- [DIRECTION]: Begin at the line below that contains "Type out the text in this image.". Repeat it and all remaining lines of the records exactly.

>>

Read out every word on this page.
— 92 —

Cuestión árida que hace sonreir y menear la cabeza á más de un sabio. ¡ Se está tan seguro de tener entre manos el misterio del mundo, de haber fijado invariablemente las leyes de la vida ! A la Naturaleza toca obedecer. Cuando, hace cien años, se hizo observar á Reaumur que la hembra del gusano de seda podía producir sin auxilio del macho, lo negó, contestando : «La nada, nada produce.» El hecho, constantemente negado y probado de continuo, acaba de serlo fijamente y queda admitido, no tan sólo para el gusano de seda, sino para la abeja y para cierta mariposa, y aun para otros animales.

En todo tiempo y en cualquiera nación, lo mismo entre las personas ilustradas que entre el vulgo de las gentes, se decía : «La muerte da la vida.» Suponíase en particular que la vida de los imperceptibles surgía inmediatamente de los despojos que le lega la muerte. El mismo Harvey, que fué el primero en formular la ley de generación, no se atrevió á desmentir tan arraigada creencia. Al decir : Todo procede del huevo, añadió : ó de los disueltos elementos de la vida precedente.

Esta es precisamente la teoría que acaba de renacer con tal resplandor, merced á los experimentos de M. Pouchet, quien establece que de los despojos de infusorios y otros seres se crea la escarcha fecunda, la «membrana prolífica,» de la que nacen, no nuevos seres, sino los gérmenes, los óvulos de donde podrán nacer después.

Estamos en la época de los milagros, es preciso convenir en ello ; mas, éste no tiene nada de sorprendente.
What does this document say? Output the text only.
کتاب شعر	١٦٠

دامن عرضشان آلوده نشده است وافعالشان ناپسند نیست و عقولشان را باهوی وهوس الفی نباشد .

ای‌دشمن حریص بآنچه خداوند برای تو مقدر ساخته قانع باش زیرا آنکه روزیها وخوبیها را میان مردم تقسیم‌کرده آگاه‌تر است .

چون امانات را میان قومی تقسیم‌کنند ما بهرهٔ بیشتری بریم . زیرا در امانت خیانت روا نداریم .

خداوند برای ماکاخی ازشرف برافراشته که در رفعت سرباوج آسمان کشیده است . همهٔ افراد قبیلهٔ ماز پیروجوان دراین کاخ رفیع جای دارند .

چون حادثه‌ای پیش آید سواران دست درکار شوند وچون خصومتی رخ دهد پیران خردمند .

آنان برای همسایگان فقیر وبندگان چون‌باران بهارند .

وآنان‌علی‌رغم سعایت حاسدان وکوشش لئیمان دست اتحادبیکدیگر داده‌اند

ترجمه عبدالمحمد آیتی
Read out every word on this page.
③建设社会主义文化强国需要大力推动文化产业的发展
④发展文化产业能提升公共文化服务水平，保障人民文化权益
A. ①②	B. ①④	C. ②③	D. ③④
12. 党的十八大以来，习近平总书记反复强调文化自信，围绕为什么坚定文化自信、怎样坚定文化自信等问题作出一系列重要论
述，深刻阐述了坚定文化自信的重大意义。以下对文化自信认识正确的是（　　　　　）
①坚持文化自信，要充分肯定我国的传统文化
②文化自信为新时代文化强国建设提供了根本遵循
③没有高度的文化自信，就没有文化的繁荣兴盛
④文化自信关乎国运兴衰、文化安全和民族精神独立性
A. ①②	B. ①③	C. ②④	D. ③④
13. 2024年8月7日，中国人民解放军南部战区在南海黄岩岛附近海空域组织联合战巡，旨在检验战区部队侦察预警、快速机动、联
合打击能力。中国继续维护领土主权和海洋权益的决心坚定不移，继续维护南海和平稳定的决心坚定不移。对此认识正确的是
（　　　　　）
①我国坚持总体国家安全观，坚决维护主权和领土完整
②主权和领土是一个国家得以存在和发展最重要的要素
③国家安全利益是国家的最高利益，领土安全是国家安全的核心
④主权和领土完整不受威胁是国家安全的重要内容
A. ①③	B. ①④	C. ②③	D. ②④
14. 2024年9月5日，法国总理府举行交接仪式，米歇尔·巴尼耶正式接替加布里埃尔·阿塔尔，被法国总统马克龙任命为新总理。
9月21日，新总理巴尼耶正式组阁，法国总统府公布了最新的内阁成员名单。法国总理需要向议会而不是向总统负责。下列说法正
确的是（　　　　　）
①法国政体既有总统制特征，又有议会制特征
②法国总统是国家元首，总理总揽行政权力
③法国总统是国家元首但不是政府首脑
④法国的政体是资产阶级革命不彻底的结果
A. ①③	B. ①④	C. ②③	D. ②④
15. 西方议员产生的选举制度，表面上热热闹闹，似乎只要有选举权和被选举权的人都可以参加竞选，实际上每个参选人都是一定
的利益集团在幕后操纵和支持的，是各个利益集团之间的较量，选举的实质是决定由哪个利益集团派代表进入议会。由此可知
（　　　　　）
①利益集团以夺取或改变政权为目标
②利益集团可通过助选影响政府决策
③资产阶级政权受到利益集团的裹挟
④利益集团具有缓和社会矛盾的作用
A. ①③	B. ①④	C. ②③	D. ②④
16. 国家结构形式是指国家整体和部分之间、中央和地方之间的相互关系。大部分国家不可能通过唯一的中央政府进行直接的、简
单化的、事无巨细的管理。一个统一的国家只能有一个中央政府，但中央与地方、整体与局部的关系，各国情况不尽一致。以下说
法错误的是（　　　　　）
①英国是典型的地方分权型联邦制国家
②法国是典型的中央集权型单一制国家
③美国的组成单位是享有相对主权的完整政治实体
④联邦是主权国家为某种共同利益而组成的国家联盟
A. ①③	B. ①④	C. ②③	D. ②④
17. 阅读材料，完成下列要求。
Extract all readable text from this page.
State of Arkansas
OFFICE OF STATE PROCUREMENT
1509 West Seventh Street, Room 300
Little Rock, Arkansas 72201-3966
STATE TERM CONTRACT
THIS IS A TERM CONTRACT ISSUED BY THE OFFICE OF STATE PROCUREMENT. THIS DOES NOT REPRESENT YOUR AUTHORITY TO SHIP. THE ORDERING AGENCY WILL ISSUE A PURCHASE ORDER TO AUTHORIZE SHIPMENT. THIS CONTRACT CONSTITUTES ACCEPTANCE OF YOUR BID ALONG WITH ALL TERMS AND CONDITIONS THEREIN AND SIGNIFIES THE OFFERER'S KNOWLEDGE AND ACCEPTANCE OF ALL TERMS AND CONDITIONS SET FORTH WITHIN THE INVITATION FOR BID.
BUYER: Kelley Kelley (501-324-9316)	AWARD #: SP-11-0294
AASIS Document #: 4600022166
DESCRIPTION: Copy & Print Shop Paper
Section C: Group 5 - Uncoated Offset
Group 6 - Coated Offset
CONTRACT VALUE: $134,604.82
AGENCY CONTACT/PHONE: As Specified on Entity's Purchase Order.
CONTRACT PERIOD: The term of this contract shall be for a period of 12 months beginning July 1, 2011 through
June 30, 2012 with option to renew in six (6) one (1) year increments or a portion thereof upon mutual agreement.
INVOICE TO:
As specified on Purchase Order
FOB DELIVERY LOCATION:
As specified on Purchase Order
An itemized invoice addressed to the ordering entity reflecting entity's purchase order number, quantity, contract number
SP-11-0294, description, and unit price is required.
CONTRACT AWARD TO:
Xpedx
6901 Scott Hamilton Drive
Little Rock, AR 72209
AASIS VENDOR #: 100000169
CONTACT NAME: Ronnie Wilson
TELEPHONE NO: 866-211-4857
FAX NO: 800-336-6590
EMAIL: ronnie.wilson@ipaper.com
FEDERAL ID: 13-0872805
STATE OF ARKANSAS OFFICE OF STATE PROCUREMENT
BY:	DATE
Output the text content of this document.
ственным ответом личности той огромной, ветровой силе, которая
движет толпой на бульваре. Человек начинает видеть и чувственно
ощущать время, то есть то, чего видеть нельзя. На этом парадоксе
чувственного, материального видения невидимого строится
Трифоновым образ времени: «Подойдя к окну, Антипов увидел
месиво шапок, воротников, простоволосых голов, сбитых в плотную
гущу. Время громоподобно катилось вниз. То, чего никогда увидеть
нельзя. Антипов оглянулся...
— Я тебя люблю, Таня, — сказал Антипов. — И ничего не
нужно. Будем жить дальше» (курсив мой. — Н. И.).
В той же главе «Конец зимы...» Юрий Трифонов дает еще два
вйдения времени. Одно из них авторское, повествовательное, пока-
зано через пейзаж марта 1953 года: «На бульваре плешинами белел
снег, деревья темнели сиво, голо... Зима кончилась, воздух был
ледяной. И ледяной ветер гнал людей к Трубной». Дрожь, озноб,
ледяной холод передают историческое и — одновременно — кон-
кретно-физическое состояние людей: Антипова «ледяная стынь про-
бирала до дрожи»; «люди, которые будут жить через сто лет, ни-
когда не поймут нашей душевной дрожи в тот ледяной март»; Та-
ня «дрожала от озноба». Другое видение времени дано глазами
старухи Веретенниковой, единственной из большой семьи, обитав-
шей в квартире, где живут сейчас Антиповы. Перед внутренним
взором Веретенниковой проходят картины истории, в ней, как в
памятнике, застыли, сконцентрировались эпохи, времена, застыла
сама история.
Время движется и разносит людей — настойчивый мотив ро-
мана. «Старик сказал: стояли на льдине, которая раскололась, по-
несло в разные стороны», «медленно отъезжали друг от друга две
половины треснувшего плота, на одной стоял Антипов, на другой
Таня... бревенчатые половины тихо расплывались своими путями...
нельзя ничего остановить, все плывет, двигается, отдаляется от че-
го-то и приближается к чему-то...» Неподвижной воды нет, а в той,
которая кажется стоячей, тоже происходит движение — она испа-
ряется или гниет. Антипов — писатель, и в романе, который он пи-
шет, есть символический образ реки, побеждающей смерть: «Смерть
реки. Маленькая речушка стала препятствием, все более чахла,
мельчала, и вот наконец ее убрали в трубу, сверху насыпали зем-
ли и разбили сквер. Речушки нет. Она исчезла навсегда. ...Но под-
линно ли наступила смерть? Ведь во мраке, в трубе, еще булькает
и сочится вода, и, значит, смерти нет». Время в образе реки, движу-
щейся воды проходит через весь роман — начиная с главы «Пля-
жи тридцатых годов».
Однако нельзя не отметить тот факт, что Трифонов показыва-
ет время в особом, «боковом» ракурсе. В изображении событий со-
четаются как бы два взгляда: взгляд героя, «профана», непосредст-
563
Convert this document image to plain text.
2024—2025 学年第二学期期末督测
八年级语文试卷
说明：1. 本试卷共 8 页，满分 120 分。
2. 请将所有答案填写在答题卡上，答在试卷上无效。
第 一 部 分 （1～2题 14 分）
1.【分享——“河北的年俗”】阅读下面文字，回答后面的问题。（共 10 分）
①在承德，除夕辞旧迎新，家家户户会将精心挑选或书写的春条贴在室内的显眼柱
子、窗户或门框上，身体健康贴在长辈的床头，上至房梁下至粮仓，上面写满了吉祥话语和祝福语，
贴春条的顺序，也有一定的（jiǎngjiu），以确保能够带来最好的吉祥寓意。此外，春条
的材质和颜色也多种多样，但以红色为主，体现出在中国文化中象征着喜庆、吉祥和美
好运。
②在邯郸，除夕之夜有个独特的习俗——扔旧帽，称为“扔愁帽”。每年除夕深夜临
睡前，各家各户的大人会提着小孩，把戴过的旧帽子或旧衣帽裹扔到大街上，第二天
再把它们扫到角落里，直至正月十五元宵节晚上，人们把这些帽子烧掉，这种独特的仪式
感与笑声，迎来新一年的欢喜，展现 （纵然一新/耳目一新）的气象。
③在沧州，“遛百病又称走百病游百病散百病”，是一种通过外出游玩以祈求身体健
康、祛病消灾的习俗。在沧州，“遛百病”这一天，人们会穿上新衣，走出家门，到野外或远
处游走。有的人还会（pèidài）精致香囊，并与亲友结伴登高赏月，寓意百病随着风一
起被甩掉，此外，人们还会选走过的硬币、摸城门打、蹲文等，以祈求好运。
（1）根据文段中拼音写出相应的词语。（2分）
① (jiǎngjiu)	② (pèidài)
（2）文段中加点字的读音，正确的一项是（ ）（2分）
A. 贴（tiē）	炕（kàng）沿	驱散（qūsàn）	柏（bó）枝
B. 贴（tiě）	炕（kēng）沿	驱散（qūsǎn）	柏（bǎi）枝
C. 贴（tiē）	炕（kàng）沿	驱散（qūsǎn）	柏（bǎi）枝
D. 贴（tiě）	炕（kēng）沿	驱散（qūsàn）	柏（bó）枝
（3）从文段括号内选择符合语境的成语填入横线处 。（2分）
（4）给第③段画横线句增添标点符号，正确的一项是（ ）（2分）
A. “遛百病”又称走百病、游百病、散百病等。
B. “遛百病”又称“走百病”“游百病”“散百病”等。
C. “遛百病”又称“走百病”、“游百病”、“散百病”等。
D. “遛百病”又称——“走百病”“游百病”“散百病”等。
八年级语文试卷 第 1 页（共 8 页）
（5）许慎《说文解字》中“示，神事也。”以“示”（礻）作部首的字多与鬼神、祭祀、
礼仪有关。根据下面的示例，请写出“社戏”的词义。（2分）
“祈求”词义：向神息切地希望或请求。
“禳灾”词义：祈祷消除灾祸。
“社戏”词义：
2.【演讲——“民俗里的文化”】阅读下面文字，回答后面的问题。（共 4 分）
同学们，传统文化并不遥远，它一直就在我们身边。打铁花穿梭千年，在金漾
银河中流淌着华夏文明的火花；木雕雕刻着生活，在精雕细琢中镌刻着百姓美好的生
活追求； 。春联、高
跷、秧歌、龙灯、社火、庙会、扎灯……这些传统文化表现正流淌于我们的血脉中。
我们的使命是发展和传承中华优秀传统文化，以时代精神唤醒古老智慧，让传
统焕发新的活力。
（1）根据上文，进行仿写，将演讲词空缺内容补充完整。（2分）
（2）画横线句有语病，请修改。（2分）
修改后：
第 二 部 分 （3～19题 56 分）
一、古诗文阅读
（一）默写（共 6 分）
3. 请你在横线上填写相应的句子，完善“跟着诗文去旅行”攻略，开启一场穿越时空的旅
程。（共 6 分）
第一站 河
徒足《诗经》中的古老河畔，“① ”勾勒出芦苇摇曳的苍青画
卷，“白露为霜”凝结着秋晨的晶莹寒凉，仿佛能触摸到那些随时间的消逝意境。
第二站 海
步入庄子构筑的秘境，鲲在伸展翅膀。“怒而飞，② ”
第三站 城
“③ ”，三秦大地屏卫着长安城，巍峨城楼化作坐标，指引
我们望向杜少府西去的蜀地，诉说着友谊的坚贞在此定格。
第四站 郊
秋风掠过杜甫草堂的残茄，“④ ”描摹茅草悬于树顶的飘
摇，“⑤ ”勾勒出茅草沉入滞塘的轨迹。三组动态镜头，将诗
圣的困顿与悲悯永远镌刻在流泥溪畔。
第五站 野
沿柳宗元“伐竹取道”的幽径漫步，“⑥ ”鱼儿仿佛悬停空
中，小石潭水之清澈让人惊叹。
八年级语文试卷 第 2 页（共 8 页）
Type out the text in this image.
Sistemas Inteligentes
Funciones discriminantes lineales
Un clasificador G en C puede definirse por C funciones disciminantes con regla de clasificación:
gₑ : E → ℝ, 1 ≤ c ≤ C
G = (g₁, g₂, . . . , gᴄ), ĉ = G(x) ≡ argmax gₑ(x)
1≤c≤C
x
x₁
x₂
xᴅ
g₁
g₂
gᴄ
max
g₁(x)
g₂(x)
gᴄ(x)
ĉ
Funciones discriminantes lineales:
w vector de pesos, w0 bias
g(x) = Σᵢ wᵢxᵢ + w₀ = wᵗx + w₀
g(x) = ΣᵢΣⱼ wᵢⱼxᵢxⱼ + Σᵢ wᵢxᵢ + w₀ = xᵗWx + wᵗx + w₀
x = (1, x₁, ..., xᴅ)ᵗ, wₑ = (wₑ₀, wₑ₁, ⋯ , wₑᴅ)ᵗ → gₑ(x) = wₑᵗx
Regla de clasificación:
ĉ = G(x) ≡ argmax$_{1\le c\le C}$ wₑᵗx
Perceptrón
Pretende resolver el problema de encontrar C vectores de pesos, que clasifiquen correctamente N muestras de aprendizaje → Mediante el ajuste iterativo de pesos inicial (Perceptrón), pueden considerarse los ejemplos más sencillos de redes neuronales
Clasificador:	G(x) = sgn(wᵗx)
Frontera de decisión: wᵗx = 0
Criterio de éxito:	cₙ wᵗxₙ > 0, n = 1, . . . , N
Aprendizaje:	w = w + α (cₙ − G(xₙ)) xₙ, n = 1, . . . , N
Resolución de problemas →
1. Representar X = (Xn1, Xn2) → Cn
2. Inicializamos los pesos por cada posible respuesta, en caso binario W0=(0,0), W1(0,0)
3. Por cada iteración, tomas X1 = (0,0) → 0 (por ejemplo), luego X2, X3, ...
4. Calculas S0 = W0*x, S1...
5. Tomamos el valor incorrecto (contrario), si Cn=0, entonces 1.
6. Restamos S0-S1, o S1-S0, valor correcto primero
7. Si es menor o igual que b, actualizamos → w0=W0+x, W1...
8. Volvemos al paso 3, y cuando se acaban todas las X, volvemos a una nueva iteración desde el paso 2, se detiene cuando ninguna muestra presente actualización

<<

- [RESPONSE]:
Type out the text in this image.
Sistemas Inteligentes
Funciones discriminantes lineales
Un clasificador G en C puede definirse por C funciones disciminantes con regla de clasificación:
gₑ : E → ℝ, 1 ≤ c ≤ C
G = (g₁, g₂, . . . , gᴄ), ĉ = G(x) ≡ argmax gₑ(x)
1≤c≤C
x
x₁
x₂
xᴅ
g₁
g₂
gᴄ
max
g₁(x)
g₂(x)
gᴄ(x)
ĉ
Funciones discriminantes lineales:
w vector de pesos, w0 bias
g(x) = Σᵢ wᵢxᵢ + w₀ = wᵗx + w₀
g(x) = ΣᵢΣⱼ wᵢⱼxᵢxⱼ + Σᵢ wᵢxᵢ + w₀ = xᵗWx + wᵗx + w₀
x = (1, x₁, ..., xᴅ)ᵗ, wₑ = (wₑ₀, wₑ₁, ⋯ , wₑᴅ)ᵗ → gₑ(x) = wₑᵗx
Regla de clasificación:
ĉ = G(x) ≡ argmax$_{1\le c\le C}$ wₑᵗx
Perceptrón
Pretende resolver el problema de encontrar C vectores de pesos, que clasifiquen correctamente N muestras de aprendizaje → Mediante el ajuste iterativo de pesos inicial (Perceptrón), pueden considerarse los ejemplos más sencillos de redes neuronales
Clasificador:	G(x) = sgn(wᵗx)
Frontera de decisión: wᵗx = 0
Criterio de éxito:	cₙ wᵗxₙ > 0, n = 1, . . . , N
Aprendizaje:	w = w + α (cₙ − G(xₙ)) xₙ, n = 1, . . . , N
Resolución de problemas →
1. Representar X = (Xn1, Xn2) → Cn
2. Inicializamos los pesos por cada posible respuesta, en caso binario W0=(0,0), W1(0,0)
3. Por cada iteración, tomas X1 = (0,0) → 0 (por ejemplo), luego X2, X3, ...
4. Calculas S0 = W0*x, S1...
5. Tomamos el valor incorrecto (contrario), si Cn=0, entonces 1.
6. Restamos S0-S1, o S1-S0, valor correcto primero
7. Si es menor o igual que b, actualizamos → w0=W0+x, W1...
8. Volvemos al paso 3, y cuando se acaban todas las X, volvemos a una nueva iteración desde el paso 2, se detiene cuando ninguna muestra presente actualización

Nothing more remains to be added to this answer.